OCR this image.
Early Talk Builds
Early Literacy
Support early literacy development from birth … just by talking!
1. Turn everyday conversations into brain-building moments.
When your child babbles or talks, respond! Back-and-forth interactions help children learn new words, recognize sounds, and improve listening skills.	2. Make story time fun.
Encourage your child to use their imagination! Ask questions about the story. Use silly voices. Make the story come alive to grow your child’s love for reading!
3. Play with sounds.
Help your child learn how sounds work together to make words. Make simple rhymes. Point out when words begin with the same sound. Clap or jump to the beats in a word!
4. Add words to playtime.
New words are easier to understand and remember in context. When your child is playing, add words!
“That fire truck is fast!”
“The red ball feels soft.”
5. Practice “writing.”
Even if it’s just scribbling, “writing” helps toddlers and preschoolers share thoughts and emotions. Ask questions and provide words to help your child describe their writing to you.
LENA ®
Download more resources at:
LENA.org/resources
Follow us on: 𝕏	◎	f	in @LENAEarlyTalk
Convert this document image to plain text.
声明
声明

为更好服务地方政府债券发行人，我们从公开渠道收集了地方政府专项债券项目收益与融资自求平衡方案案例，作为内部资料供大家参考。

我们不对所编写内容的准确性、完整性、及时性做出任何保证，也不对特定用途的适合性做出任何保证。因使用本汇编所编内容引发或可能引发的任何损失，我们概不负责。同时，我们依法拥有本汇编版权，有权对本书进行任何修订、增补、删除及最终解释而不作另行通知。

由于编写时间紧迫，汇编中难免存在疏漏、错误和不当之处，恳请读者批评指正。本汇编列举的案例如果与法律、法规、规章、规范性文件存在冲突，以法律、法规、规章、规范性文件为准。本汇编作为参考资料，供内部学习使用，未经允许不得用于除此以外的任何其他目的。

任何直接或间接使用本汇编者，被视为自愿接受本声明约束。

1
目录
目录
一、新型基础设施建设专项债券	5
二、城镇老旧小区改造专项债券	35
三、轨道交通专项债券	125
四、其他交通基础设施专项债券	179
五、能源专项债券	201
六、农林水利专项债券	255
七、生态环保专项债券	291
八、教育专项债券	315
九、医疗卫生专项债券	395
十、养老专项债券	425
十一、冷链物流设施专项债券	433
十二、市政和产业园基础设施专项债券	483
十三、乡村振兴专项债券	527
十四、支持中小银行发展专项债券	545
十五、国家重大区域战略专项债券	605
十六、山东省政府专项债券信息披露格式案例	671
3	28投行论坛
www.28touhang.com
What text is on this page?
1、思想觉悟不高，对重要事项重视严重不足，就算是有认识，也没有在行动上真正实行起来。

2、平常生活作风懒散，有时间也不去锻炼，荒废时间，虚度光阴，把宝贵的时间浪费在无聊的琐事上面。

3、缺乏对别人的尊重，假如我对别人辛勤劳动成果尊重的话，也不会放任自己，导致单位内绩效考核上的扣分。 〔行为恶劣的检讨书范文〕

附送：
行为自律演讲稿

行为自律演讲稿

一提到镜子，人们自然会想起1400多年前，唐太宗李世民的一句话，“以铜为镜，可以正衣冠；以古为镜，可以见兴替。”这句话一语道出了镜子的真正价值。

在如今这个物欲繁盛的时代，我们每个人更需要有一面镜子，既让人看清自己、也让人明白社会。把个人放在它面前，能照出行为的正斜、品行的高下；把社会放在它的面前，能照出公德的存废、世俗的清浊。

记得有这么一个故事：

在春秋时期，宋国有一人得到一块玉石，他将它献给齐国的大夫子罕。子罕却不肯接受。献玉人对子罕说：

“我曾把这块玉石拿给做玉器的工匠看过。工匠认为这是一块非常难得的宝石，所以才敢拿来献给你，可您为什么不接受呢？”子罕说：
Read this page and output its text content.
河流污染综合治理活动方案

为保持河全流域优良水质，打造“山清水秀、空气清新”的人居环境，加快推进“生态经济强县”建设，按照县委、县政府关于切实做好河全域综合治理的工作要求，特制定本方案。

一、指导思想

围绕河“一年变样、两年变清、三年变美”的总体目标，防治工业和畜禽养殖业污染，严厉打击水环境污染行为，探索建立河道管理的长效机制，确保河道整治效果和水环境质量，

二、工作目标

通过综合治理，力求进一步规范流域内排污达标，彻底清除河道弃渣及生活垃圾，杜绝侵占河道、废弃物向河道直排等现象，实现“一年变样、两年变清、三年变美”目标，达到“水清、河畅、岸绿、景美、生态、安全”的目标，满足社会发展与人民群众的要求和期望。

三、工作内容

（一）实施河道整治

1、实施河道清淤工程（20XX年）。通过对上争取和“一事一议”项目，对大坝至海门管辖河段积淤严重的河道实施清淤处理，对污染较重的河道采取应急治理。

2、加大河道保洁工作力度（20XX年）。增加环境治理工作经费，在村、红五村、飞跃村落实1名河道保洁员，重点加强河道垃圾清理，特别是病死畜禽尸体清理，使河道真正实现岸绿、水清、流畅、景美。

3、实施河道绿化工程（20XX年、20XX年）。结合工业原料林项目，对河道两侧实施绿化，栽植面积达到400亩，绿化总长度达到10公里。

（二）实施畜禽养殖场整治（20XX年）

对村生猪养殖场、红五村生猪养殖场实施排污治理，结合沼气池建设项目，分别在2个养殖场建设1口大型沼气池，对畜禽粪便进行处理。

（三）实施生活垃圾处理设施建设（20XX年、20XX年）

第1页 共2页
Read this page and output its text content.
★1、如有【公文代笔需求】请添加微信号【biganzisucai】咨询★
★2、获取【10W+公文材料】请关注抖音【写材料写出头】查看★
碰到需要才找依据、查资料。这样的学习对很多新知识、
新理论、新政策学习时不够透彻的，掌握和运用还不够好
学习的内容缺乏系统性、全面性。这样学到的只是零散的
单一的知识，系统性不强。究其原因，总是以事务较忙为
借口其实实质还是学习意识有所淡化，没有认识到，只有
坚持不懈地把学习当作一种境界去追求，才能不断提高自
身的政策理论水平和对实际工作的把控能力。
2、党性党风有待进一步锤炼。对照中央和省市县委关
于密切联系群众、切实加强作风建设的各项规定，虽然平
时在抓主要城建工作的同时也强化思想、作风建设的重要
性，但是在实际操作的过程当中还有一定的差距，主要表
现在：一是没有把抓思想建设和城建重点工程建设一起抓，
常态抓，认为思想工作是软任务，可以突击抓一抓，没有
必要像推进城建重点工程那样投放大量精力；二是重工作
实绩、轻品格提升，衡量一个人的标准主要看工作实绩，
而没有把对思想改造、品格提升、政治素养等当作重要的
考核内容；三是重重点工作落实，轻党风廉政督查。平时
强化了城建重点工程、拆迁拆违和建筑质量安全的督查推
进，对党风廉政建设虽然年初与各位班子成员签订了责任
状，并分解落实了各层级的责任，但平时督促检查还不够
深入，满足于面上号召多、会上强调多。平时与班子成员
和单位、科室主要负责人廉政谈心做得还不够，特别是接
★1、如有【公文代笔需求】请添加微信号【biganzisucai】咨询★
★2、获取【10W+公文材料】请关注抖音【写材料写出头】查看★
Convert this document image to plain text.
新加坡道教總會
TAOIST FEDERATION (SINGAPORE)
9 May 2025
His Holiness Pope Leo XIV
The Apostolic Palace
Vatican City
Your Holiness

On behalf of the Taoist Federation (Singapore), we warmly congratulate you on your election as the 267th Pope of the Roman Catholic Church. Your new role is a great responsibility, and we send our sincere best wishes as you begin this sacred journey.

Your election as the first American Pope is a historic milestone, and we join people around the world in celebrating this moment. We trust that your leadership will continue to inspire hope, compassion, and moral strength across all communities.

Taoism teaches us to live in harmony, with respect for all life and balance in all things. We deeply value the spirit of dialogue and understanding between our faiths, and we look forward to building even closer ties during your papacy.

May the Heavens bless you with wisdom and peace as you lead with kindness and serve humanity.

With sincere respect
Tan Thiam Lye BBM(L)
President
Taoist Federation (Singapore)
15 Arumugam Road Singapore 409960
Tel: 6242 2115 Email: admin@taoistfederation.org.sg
^^^^^^^^^^^^^^^^
What is expected. Examine the records and pull out every line where the string "child" occurs.

Output of the exercise.
When your child babbles or talks, respond! Back-and-forth interactions help children learn new words, recognize sounds, and improve listening skills.	2. Make story time fun.
Encourage your child to use their imagination! Ask questions about the story. Use silly voices. Make the story come alive to grow your child’s love for reading!
Help your child learn how sounds work together to make words. Make simple rhymes. Point out when words begin with the same sound. Clap or jump to the beats in a word!
New words are easier to understand and remember in context. When your child is playing, add words!
Even if it’s just scribbling, “writing” helps toddlers and preschoolers share thoughts and emotions. Ask questions and provide words to help your child describe their writing to you.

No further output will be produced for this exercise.